[EXERCISE INPUTS start]
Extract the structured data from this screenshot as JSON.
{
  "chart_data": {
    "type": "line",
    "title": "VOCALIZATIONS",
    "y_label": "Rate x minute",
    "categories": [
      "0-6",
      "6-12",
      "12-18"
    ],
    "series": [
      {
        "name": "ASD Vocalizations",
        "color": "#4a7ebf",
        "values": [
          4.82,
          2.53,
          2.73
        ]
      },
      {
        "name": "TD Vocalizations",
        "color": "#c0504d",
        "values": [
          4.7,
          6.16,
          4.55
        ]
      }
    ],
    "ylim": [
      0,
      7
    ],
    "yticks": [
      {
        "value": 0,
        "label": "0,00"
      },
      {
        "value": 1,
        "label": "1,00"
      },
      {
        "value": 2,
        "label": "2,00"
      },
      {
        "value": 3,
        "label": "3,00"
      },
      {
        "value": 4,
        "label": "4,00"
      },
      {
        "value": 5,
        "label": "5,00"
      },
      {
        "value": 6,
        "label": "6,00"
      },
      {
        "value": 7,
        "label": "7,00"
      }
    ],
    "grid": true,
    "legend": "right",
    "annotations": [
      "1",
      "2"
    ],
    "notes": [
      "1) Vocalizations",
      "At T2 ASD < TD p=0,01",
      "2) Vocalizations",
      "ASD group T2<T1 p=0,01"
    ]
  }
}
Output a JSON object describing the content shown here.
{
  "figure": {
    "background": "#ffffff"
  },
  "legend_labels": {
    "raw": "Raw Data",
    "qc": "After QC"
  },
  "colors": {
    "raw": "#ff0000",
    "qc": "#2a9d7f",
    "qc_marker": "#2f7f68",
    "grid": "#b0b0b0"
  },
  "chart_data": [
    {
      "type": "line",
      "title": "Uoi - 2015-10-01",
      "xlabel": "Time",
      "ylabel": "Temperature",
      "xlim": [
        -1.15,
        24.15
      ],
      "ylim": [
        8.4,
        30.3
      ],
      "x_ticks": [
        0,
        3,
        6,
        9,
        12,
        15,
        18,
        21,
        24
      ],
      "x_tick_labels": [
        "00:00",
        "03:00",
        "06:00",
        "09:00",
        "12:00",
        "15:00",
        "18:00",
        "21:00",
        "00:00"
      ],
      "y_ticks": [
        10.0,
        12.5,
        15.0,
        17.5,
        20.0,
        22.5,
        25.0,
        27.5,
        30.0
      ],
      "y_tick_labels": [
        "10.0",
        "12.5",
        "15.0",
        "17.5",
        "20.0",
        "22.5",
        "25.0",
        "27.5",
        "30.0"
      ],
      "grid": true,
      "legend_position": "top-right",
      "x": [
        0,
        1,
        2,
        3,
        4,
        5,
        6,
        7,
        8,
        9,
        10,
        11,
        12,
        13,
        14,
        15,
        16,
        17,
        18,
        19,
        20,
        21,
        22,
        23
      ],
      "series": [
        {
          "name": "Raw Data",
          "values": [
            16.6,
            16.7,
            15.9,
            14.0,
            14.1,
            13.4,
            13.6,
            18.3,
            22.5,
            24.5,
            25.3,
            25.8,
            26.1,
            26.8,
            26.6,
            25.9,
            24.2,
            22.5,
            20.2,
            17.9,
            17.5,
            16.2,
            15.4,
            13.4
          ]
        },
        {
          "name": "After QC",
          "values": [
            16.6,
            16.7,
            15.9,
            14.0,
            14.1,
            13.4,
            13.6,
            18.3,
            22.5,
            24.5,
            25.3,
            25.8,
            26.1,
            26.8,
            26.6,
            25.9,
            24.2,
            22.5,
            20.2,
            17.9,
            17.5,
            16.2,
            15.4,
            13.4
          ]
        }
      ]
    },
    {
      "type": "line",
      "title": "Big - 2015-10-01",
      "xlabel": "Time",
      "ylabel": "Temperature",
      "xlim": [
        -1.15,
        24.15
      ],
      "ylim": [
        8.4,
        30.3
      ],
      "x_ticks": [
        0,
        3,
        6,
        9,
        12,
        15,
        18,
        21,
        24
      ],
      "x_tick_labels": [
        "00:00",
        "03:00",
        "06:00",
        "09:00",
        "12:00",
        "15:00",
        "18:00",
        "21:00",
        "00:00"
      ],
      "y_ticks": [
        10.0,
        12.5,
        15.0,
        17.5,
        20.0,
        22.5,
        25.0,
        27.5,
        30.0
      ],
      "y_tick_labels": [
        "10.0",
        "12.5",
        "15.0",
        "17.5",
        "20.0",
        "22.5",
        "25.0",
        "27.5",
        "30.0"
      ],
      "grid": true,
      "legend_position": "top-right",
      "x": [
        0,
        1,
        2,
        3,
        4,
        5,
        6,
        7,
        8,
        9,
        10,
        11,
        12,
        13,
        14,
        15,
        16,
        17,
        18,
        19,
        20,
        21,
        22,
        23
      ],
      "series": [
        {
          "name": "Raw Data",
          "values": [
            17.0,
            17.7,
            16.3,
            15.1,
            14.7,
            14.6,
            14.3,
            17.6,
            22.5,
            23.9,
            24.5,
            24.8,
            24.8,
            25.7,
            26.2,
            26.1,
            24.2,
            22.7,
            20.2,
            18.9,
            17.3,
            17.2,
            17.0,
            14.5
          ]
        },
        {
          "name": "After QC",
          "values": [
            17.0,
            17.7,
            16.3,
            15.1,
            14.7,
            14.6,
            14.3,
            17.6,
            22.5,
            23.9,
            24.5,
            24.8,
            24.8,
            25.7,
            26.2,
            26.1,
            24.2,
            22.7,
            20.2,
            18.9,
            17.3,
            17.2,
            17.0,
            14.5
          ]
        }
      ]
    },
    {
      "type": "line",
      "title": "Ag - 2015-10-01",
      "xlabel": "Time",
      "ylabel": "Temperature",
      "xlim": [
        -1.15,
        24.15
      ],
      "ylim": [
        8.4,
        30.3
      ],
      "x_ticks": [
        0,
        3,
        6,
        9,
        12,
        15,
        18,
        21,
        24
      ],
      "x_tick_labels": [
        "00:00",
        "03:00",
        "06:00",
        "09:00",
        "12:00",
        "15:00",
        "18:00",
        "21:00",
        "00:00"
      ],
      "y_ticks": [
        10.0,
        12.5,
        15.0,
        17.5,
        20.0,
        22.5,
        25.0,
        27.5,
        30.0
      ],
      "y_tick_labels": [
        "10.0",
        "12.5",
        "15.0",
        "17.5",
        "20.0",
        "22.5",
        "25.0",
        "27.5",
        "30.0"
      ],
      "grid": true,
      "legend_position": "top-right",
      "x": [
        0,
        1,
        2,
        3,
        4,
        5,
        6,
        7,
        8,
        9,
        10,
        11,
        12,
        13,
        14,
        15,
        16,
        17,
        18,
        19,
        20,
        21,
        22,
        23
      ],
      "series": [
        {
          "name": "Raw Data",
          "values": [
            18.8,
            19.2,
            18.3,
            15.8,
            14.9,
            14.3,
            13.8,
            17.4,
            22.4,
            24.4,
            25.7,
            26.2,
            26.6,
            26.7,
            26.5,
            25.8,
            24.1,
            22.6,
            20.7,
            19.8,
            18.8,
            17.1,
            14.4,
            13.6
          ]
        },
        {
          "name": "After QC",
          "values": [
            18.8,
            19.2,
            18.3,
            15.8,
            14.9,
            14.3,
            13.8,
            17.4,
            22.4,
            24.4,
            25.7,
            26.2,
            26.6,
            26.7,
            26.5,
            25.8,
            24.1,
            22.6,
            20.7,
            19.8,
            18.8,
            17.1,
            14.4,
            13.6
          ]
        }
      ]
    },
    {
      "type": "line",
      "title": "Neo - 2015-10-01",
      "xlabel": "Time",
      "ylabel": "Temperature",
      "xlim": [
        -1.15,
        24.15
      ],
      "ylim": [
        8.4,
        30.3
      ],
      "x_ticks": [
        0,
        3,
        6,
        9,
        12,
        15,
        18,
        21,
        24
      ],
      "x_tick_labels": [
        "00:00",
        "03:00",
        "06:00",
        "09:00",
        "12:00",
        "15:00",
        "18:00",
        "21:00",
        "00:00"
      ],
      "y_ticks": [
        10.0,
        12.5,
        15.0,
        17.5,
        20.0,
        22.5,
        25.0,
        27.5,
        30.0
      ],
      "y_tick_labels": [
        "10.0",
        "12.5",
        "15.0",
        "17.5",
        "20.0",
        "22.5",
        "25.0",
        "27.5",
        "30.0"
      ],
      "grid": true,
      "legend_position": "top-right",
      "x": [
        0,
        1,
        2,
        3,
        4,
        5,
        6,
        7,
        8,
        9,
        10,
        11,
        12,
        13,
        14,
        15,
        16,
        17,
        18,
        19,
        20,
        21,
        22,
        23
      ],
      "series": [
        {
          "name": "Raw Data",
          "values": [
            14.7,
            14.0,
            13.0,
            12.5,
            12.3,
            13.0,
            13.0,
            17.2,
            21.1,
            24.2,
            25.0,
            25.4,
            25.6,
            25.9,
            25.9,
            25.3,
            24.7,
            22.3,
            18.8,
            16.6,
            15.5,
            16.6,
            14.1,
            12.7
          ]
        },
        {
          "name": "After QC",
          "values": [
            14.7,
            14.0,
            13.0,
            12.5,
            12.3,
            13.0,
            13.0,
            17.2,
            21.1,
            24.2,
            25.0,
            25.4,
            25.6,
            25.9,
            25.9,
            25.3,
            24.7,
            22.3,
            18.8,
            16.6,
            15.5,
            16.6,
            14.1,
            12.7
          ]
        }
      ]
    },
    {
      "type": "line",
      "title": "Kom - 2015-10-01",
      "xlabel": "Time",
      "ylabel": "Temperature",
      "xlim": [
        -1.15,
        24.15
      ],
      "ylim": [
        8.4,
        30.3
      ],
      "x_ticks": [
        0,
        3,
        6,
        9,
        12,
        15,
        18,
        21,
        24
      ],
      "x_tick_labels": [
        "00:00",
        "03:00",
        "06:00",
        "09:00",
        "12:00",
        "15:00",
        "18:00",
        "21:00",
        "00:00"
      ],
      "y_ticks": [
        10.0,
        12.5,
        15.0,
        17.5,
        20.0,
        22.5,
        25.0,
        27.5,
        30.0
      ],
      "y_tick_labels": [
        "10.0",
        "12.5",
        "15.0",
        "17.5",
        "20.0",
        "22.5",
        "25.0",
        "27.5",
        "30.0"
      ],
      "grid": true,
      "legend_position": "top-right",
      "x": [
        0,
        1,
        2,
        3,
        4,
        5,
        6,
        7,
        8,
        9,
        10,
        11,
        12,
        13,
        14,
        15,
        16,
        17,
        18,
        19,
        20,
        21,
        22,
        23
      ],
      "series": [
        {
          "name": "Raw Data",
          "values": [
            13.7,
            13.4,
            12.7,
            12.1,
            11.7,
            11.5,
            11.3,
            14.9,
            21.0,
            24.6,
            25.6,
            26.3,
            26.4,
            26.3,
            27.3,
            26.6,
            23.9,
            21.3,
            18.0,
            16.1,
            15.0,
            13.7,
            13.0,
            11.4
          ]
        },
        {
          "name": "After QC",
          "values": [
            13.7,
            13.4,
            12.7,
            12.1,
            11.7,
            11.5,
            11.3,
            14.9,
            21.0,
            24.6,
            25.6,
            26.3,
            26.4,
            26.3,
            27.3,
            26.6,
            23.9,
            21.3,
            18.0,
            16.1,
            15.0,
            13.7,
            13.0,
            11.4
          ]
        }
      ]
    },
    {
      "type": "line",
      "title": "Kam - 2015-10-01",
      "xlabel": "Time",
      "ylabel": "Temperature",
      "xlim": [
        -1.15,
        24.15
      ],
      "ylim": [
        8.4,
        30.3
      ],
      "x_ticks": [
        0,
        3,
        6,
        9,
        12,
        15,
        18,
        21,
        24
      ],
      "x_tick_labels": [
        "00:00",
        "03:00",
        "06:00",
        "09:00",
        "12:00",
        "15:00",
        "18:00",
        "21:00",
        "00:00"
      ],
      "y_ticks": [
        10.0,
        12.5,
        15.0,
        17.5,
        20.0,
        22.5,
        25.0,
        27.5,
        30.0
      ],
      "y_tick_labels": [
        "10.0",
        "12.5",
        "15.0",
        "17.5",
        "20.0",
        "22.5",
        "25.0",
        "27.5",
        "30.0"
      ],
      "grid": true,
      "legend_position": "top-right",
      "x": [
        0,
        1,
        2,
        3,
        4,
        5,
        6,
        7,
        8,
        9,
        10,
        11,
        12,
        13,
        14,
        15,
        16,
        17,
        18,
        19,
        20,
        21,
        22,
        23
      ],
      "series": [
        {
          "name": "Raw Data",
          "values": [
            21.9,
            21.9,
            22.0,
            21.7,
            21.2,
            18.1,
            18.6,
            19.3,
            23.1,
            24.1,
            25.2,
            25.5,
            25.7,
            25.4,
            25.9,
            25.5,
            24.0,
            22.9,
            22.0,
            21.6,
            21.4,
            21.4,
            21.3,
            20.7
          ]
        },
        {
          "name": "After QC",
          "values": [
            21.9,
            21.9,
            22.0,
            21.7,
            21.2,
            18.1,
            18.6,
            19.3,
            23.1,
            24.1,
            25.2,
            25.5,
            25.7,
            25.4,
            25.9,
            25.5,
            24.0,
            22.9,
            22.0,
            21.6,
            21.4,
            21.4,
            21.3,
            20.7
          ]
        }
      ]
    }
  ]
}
[EXERCISE INPUTS end]
__GIVEN PROBLEM__
Copy whichever lines in the listing above contain the word "JSON".

__CORRECT OUTPUT__
Extract the structured data from this screenshot as JSON.
Output a JSON object describing the content shown here.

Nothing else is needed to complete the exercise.